─── Supplied data ───

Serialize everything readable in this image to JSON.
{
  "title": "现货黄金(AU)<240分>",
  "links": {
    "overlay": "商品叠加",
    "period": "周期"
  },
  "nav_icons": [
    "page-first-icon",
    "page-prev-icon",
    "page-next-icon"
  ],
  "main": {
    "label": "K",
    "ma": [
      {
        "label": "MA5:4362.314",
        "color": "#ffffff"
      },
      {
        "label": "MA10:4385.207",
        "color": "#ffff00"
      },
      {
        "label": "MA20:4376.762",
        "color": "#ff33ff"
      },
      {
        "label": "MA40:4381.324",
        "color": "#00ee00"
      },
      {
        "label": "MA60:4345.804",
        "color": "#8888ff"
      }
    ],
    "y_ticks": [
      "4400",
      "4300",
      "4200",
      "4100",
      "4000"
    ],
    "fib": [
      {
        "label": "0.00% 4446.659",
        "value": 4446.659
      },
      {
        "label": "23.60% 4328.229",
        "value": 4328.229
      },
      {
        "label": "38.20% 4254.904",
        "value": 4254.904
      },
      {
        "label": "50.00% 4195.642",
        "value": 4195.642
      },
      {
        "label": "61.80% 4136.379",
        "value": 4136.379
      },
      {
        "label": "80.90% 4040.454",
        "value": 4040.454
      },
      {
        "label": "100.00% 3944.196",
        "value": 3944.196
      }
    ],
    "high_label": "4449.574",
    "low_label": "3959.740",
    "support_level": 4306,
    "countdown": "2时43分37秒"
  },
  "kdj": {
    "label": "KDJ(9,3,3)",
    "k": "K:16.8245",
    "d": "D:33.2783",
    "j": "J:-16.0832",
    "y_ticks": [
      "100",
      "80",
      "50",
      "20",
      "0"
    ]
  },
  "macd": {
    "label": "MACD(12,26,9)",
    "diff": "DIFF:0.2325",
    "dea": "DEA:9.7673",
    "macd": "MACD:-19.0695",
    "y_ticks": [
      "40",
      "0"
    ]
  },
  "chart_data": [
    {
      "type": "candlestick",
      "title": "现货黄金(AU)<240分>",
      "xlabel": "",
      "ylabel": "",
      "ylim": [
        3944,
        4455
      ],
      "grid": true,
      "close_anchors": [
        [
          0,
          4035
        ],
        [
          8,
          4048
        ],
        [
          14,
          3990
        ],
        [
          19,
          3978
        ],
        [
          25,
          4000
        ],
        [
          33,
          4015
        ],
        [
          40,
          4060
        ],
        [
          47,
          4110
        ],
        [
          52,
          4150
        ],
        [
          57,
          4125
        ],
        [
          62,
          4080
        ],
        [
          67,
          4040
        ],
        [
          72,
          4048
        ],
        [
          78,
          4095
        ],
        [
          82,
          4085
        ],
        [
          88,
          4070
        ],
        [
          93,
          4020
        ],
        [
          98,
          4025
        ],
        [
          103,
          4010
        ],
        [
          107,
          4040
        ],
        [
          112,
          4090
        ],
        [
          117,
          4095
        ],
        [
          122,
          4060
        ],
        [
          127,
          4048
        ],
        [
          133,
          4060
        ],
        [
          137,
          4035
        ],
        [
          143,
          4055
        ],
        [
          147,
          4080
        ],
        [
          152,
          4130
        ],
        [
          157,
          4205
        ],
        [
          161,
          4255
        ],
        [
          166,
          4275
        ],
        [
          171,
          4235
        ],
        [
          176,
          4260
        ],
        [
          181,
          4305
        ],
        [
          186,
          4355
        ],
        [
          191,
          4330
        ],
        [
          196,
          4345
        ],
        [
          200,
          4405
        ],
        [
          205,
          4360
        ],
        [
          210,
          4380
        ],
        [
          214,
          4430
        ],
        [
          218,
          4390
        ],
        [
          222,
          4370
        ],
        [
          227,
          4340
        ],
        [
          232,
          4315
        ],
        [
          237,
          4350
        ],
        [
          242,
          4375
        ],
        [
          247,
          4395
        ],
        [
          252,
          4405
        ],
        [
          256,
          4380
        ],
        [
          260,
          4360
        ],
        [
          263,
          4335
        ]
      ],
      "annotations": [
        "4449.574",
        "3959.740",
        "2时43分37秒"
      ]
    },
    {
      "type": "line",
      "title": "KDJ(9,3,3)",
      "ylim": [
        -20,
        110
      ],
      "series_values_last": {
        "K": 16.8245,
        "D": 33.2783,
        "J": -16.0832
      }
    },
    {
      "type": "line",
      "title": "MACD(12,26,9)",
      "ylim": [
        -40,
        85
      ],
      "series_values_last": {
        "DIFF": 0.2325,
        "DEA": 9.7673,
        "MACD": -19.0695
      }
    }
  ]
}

───

### Given exercise
Give all the entries again exactly; leave none out.

### Task solution
Serialize everything readable in this image to JSON.
{
  "title": "现货黄金(AU)<240分>",
  "links": {
    "overlay": "商品叠加",
    "period": "周期"
  },
  "nav_icons": [
    "page-first-icon",
    "page-prev-icon",
    "page-next-icon"
  ],
  "main": {
    "label": "K",
    "ma": [
      {
        "label": "MA5:4362.314",
        "color": "#ffffff"
      },
      {
        "label": "MA10:4385.207",
        "color": "#ffff00"
      },
      {
        "label": "MA20:4376.762",
        "color": "#ff33ff"
      },
      {
        "label": "MA40:4381.324",
        "color": "#00ee00"
      },
      {
        "label": "MA60:4345.804",
        "color": "#8888ff"
      }
    ],
    "y_ticks": [
      "4400",
      "4300",
      "4200",
      "4100",
      "4000"
    ],
    "fib": [
      {
        "label": "0.00% 4446.659",
        "value": 4446.659
      },
      {
        "label": "23.60% 4328.229",
        "value": 4328.229
      },
      {
        "label": "38.20% 4254.904",
        "value": 4254.904
      },
      {
        "label": "50.00% 4195.642",
        "value": 4195.642
      },
      {
        "label": "61.80% 4136.379",
        "value": 4136.379
      },
      {
        "label": "80.90% 4040.454",
        "value": 4040.454
      },
      {
        "label": "100.00% 3944.196",
        "value": 3944.196
      }
    ],
    "high_label": "4449.574",
    "low_label": "3959.740",
    "support_level": 4306,
    "countdown": "2时43分37秒"
  },
  "kdj": {
    "label": "KDJ(9,3,3)",
    "k": "K:16.8245",
    "d": "D:33.2783",
    "j": "J:-16.0832",
    "y_ticks": [
      "100",
      "80",
      "50",
      "20",
      "0"
    ]
  },
  "macd": {
    "label": "MACD(12,26,9)",
    "diff": "DIFF:0.2325",
    "dea": "DEA:9.7673",
    "macd": "MACD:-19.0695",
    "y_ticks": [
      "40",
      "0"
    ]
  },
  "chart_data": [
    {
      "type": "candlestick",
      "title": "现货黄金(AU)<240分>",
      "xlabel": "",
      "ylabel": "",
      "ylim": [
        3944,
        4455
      ],
      "grid": true,
      "close_anchors": [
        [
          0,
          4035
        ],
        [
          8,
          4048
        ],
        [
          14,
          3990
        ],
        [
          19,
          3978
        ],
        [
          25,
          4000
        ],
        [
          33,
          4015
        ],
        [
          40,
          4060
        ],
        [
          47,
          4110
        ],
        [
          52,
          4150
        ],
        [
          57,
          4125
        ],
        [
          62,
          4080
        ],
        [
          67,
          4040
        ],
        [
          72,
          4048
        ],
        [
          78,
          4095
        ],
        [
          82,
          4085
        ],
        [
          88,
          4070
        ],
        [
          93,
          4020
        ],
        [
          98,
          4025
        ],
        [
          103,
          4010
        ],
        [
          107,
          4040
        ],
        [
          112,
          4090
        ],
        [
          117,
          4095
        ],
        [
          122,
          4060
        ],
        [
          127,
          4048
        ],
        [
          133,
          4060
        ],
        [
          137,
          4035
        ],
        [
          143,
          4055
        ],
        [
          147,
          4080
        ],
        [
          152,
          4130
        ],
        [
          157,
          4205
        ],
        [
          161,
          4255
        ],
        [
          166,
          4275
        ],
        [
          171,
          4235
        ],
        [
          176,
          4260
        ],
        [
          181,
          4305
        ],
        [
          186,
          4355
        ],
        [
          191,
          4330
        ],
        [
          196,
          4345
        ],
        [
          200,
          4405
        ],
        [
          205,
          4360
        ],
        [
          210,
          4380
        ],
        [
          214,
          4430
        ],
        [
          218,
          4390
        ],
        [
          222,
          4370
        ],
        [
          227,
          4340
        ],
        [
          232,
          4315
        ],
        [
          237,
          4350
        ],
        [
          242,
          4375
        ],
        [
          247,
          4395
        ],
        [
          252,
          4405
        ],
        [
          256,
          4380
        ],
        [
          260,
          4360
        ],
        [
          263,
          4335
        ]
      ],
      "annotations": [
        "4449.574",
        "3959.740",
        "2时43分37秒"
      ]
    },
    {
      "type": "line",
      "title": "KDJ(9,3,3)",
      "ylim": [
        -20,
        110
      ],
      "series_values_last": {
        "K": 16.8245,
        "D": 33.2783,
        "J": -16.0832
      }
    },
    {
      "type": "line",
      "title": "MACD(12,26,9)",
      "ylim": [
        -40,
        85
      ],
      "series_values_last": {
        "DIFF": 0.2325,
        "DEA": 9.7673,
        "MACD": -19.0695
      }
    }
  ]
}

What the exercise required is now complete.